_GOAL:_
For each line in the data below that holds "POSITIVOS", return a copy.
** start **
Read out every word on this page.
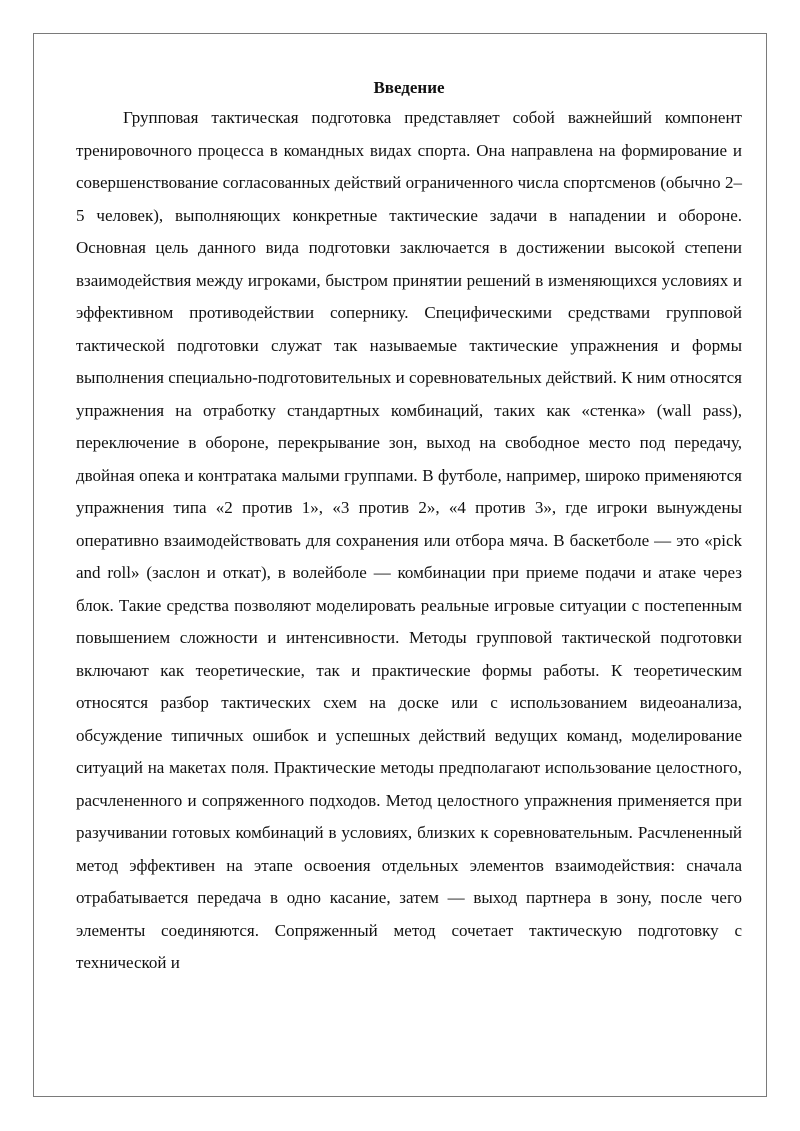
Введение

Групповая тактическая подготовка представляет собой важнейший компонент тренировочного процесса в командных видах спорта. Она направлена на формирование и совершенствование согласованных действий ограниченного числа спортсменов (обычно 2–5 человек), выполняющих конкретные тактические задачи в нападении и обороне. Основная цель данного вида подготовки заключается в достижении высокой степени взаимодействия между игроками, быстром принятии решений в изменяющихся условиях и эффективном противодействии сопернику. Специфическими средствами групповой тактической подготовки служат так называемые тактические упражнения и формы выполнения специально-подготовительных и соревновательных действий. К ним относятся упражнения на отработку стандартных комбинаций, таких как «стенка» (wall pass), переключение в обороне, перекрывание зон, выход на свободное место под передачу, двойная опека и контратака малыми группами. В футболе, например, широко применяются упражнения типа «2 против 1», «3 против 2», «4 против 3», где игроки вынуждены оперативно взаимодействовать для сохранения или отбора мяча. В баскетболе — это «pick and roll» (заслон и откат), в волейболе — комбинации при приеме подачи и атаке через блок. Такие средства позволяют моделировать реальные игровые ситуации с постепенным повышением сложности и интенсивности. Методы групповой тактической подготовки включают как теоретические, так и практические формы работы. К теоретическим относятся разбор тактических схем на доске или с использованием видеоанализа, обсуждение типичных ошибок и успешных действий ведущих команд, моделирование ситуаций на макетах поля. Практические методы предполагают использование целостного, расчлененного и сопряженного подходов. Метод целостного упражнения применяется при разучивании готовых комбинаций в условиях, близких к соревновательным. Расчлененный метод эффективен на этапе освоения отдельных элементов взаимодействия: сначала отрабатывается передача в одно касание, затем — выход партнера в зону, после чего элементы соединяются. Сопряженный метод сочетает тактическую подготовку с технической и
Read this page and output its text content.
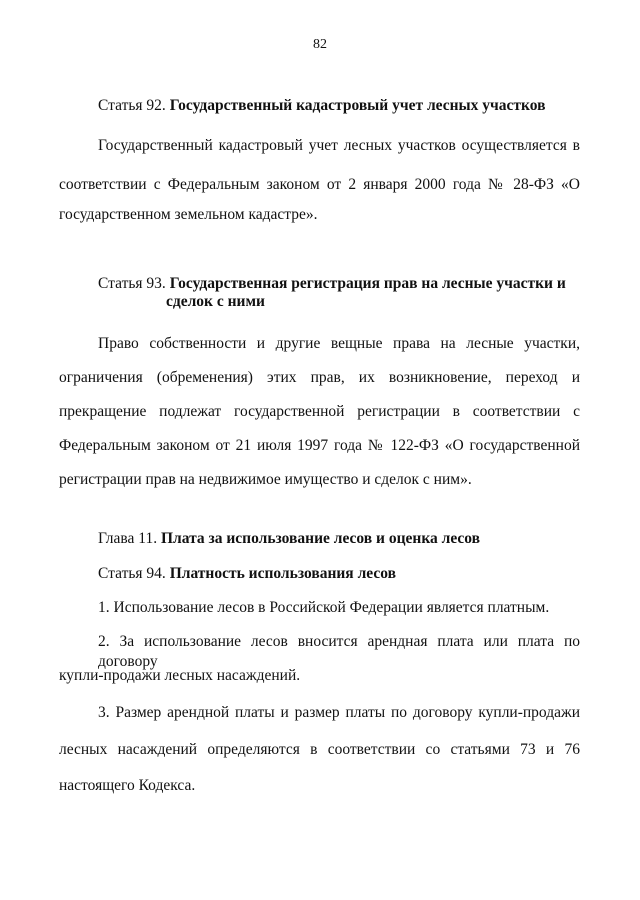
82
Статья 92. Государственный кадастровый учет лесных участков
Государственный кадастровый учет лесных участков осуществляется в
соответствии с Федеральным законом от 2 января 2000 года № 28-ФЗ «О
государственном земельном кадастре».
Статья 93. Государственная регистрация прав на лесные участки и
сделок с ними
Право собственности и другие вещные права на лесные участки,
ограничения (обременения) этих прав, их возникновение, переход и
прекращение подлежат государственной регистрации в соответствии с
Федеральным законом от 21 июля 1997 года № 122-ФЗ «О государственной
регистрации прав на недвижимое имущество и сделок с ним».
Глава 11. Плата за использование лесов и оценка лесов
Статья 94. Платность использования лесов
1. Использование лесов в Российской Федерации является платным.
2. За использование лесов вносится арендная плата или плата по договору
купли-продажи лесных насаждений.
3. Размер арендной платы и размер платы по договору купли-продажи
лесных насаждений определяются в соответствии со статьями 73 и 76
настоящего Кодекса.
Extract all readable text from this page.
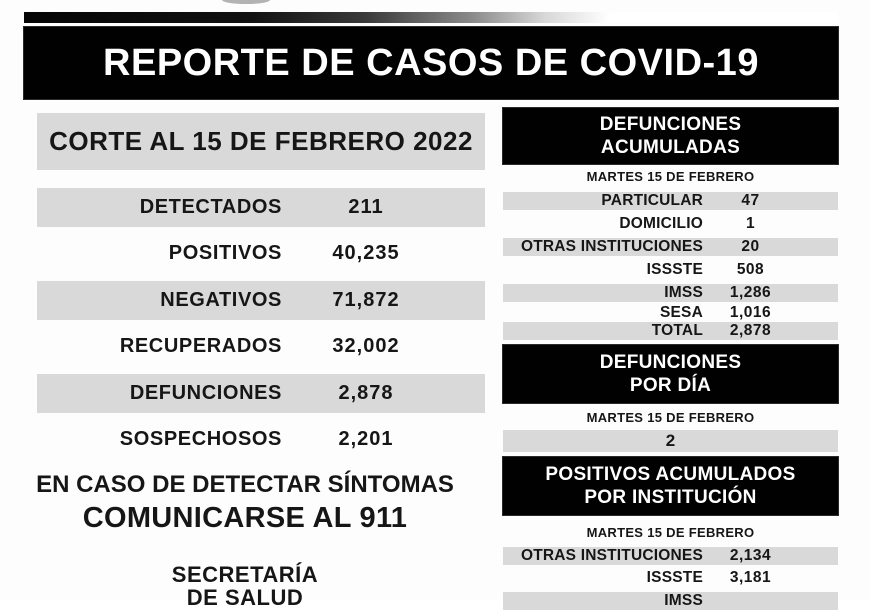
REPORTE DE CASOS DE COVID-19
CORTE AL 15 DE FEBRERO 2022
DETECTADOS	211
POSITIVOS	40,235
NEGATIVOS	71,872
RECUPERADOS	32,002
DEFUNCIONES	2,878
SOSPECHOSOS	2,201
EN CASO DE DETECTAR SÍNTOMAS
COMUNICARSE AL 911
SECRETARÍA
DE SALUD
DEFUNCIONES
ACUMULADAS
MARTES 15 DE FEBRERO
PARTICULAR	47
DOMICILIO	1
OTRAS INSTITUCIONES	20
ISSSTE	508
IMSS	1,286
SESA	1,016
TOTAL	2,878
DEFUNCIONES
POR DÍA
MARTES 15 DE FEBRERO
2
POSITIVOS ACUMULADOS
POR INSTITUCIÓN
MARTES 15 DE FEBRERO
OTRAS INSTITUCIONES	2,134
ISSSTE	3,181
IMSS
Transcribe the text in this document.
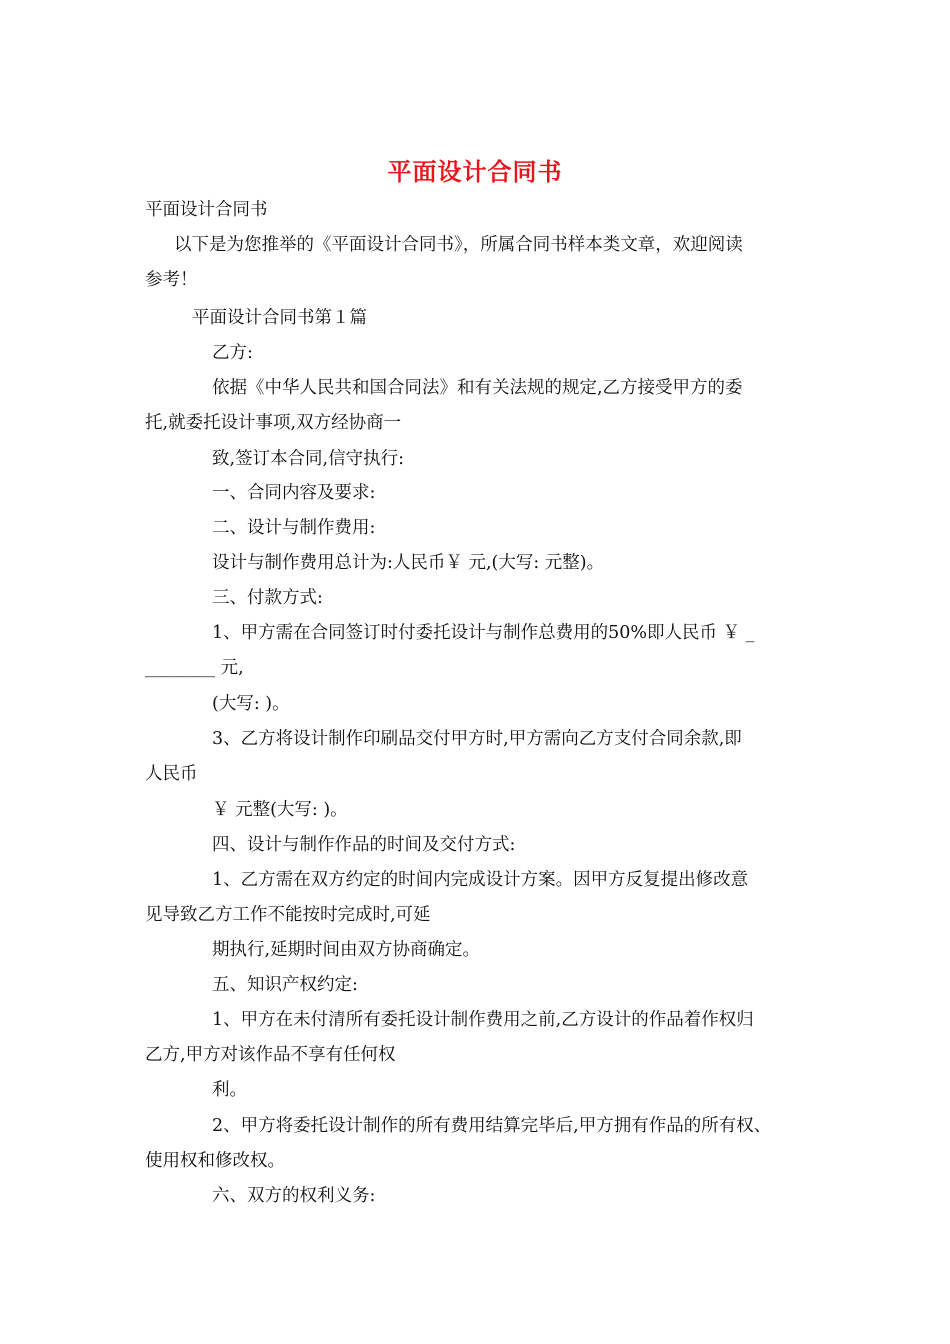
平面设计合同书
平面设计合同书
以下是为您推举的《平面设计合同书》，所属合同书样本类文章，欢迎阅读
参考！
平面设计合同书第１篇
乙方:
依据《中华人民共和国合同法》和有关法规的规定,乙方接受甲方的委
托,就委托设计事项,双方经协商一
致,签订本合同,信守执行:
一、合同内容及要求:
二、设计与制作费用:
设计与制作费用总计为:人民币￥ 元,(大写: 元整)。
三、付款方式:
1、甲方需在合同签订时付委托设计与制作总费用的50%即人民币 ￥ _
________ 元,
(大写: )。
3、乙方将设计制作印刷品交付甲方时,甲方需向乙方支付合同余款,即
人民币
￥ 元整(大写: )。
四、设计与制作作品的时间及交付方式:
1、乙方需在双方约定的时间内完成设计方案。因甲方反复提出修改意
见导致乙方工作不能按时完成时,可延
期执行,延期时间由双方协商确定。
五、知识产权约定:
1、甲方在未付清所有委托设计制作费用之前,乙方设计的作品着作权归
乙方,甲方对该作品不享有任何权
利。
2、甲方将委托设计制作的所有费用结算完毕后,甲方拥有作品的所有权、
使用权和修改权。
六、双方的权利义务:
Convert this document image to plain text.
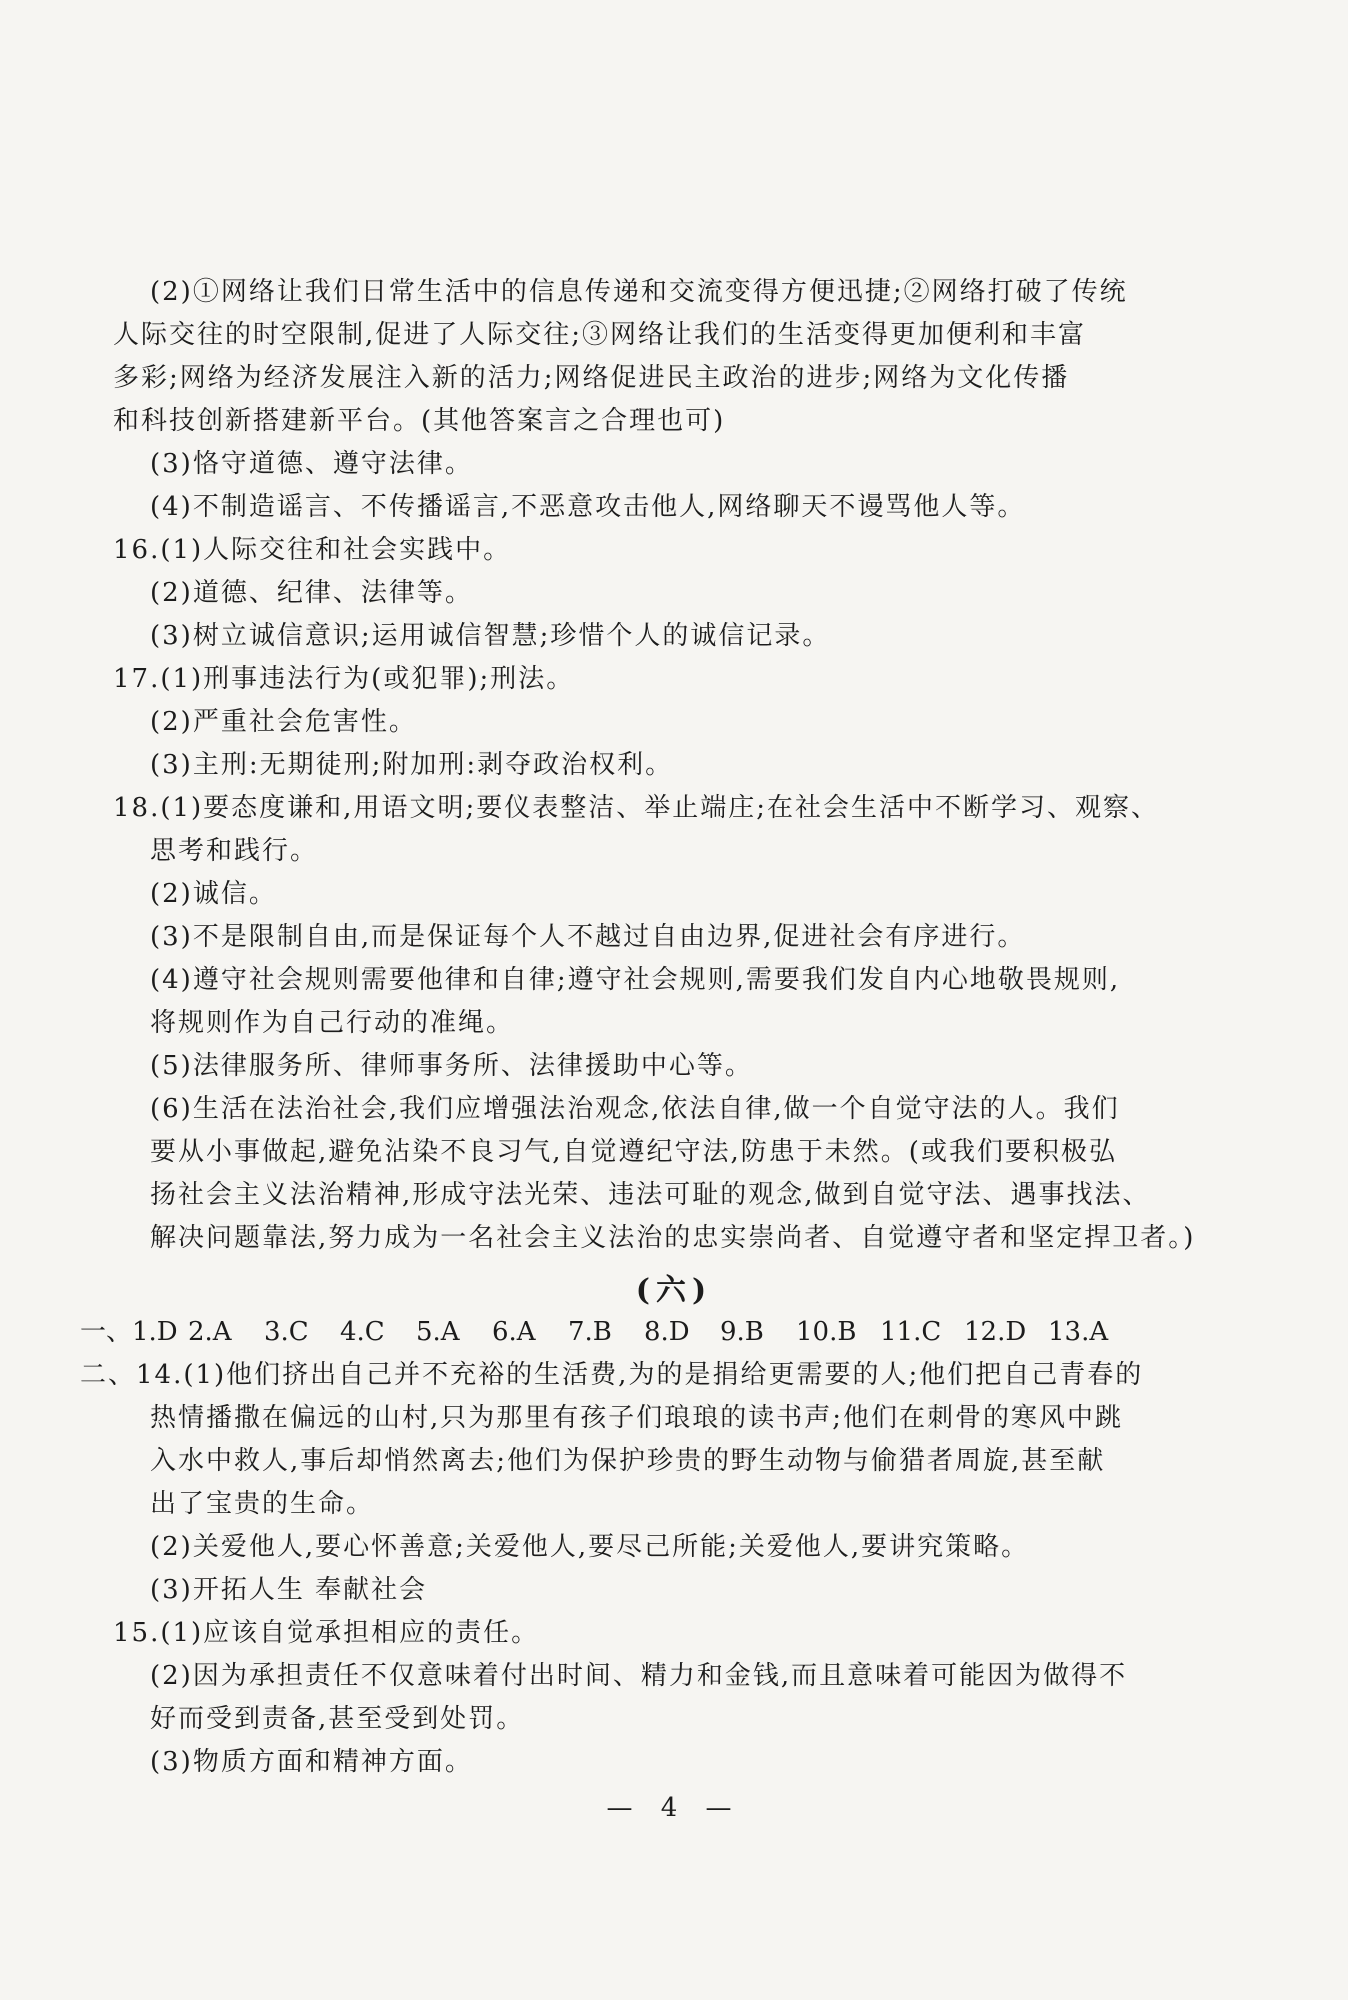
(2)①网络让我们日常生活中的信息传递和交流变得方便迅捷;②网络打破了传统
人际交往的时空限制,促进了人际交往;③网络让我们的生活变得更加便利和丰富
多彩;网络为经济发展注入新的活力;网络促进民主政治的进步;网络为文化传播
和科技创新搭建新平台。(其他答案言之合理也可)
(3)恪守道德、遵守法律。
(4)不制造谣言、不传播谣言,不恶意攻击他人,网络聊天不谩骂他人等。
16.(1)人际交往和社会实践中。
(2)道德、纪律、法律等。
(3)树立诚信意识;运用诚信智慧;珍惜个人的诚信记录。
17.(1)刑事违法行为(或犯罪);刑法。
(2)严重社会危害性。
(3)主刑:无期徒刑;附加刑:剥夺政治权利。
18.(1)要态度谦和,用语文明;要仪表整洁、举止端庄;在社会生活中不断学习、观察、
思考和践行。
(2)诚信。
(3)不是限制自由,而是保证每个人不越过自由边界,促进社会有序进行。
(4)遵守社会规则需要他律和自律;遵守社会规则,需要我们发自内心地敬畏规则,
将规则作为自己行动的准绳。
(5)法律服务所、律师事务所、法律援助中心等。
(6)生活在法治社会,我们应增强法治观念,依法自律,做一个自觉守法的人。我们
要从小事做起,避免沾染不良习气,自觉遵纪守法,防患于未然。(或我们要积极弘
扬社会主义法治精神,形成守法光荣、违法可耻的观念,做到自觉守法、遇事找法、
解决问题靠法,努力成为一名社会主义法治的忠实崇尚者、自觉遵守者和坚定捍卫者。)
(六)
一、1.D 2.A	3.C	4.C	5.A	6.A	7.B	8.D	9.B	10.B 11.C 12.D 13.A
二、14.(1)他们挤出自己并不充裕的生活费,为的是捐给更需要的人;他们把自己青春的
热情播撒在偏远的山村,只为那里有孩子们琅琅的读书声;他们在刺骨的寒风中跳
入水中救人,事后却悄然离去;他们为保护珍贵的野生动物与偷猎者周旋,甚至献
出了宝贵的生命。
(2)关爱他人,要心怀善意;关爱他人,要尽己所能;关爱他人,要讲究策略。
(3)开拓人生 奉献社会
15.(1)应该自觉承担相应的责任。
(2)因为承担责任不仅意味着付出时间、精力和金钱,而且意味着可能因为做得不
好而受到责备,甚至受到处罚。
(3)物质方面和精神方面。
— 4 —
** end **
_FINISHED ANSWER:_
POSITIVOS	40,235
POSITIVOS ACUMULADOS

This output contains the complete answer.